YOUR INSTRUCTIONS →
In the entries that follow, find the word "Powstania" and report each line it is on.

Collection entries:
────
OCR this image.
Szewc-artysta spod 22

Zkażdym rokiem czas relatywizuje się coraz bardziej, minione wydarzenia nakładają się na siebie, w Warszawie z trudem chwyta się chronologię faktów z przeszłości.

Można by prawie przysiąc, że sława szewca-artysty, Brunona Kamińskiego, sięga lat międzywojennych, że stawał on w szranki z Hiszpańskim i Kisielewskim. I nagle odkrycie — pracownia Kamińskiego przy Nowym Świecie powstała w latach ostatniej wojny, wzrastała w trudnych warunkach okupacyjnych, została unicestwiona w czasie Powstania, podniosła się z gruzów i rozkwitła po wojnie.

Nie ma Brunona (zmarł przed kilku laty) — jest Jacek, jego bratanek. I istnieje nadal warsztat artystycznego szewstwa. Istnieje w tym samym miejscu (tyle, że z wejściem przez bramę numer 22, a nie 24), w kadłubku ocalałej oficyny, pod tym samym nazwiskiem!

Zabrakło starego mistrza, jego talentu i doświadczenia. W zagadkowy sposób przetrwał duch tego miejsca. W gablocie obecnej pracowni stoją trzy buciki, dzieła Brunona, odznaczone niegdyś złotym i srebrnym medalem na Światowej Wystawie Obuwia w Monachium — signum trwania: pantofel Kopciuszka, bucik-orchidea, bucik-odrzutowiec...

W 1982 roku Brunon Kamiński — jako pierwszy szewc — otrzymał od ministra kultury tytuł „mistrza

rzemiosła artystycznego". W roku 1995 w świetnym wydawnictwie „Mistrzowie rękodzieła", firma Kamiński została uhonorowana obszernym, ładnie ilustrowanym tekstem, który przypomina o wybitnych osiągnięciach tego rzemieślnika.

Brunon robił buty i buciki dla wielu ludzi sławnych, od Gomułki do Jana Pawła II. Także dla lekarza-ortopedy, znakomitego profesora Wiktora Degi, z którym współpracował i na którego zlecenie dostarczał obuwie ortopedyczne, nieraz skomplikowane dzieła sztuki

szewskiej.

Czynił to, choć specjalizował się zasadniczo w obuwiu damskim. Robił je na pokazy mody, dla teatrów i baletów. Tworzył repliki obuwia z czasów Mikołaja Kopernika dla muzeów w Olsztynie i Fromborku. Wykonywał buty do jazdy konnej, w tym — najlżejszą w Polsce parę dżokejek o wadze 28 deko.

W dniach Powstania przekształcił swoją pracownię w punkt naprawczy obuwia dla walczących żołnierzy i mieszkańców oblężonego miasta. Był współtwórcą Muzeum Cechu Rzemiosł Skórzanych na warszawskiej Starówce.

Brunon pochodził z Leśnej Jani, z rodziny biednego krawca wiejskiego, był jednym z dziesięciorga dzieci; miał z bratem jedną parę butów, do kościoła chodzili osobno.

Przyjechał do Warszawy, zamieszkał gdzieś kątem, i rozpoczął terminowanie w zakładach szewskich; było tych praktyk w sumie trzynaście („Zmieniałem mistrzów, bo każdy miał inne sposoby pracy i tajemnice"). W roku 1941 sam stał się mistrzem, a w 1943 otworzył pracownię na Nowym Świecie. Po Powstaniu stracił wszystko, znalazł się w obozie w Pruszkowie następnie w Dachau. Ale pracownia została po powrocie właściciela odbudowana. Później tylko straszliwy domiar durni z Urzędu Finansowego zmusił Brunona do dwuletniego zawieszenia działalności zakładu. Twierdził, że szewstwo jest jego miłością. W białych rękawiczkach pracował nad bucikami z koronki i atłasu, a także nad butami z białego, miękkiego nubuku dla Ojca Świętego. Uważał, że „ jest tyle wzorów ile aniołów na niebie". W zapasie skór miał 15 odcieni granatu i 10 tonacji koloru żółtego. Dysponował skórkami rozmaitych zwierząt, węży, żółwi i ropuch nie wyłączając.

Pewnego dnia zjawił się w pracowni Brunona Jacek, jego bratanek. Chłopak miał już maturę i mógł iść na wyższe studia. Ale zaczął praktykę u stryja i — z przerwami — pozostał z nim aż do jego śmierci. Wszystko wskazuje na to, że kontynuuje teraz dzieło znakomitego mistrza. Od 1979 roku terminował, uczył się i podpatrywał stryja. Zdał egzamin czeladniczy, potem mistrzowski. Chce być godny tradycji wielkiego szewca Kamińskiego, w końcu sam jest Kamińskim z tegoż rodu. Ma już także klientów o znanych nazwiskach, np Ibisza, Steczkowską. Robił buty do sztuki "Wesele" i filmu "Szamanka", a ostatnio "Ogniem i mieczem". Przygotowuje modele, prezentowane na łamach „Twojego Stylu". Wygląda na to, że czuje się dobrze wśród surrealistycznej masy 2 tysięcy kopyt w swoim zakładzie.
────
FULL SOLUTION →
Można by prawie przysiąc, że sława szewca-artysty, Brunona Kamińskiego, sięga lat międzywojennych, że stawał on w szranki z Hiszpańskim i Kisielewskim. I nagle odkrycie — pracownia Kamińskiego przy Nowym Świecie powstała w latach ostatniej wojny, wzrastała w trudnych warunkach okupacyjnych, została unicestwiona w czasie Powstania, podniosła się z gruzów i rozkwitła po wojnie.
W dniach Powstania przekształcił swoją pracownię w punkt naprawczy obuwia dla walczących żołnierzy i mieszkańców oblężonego miasta. Był współtwórcą Muzeum Cechu Rzemiosł Skórzanych na warszawskiej Starówce.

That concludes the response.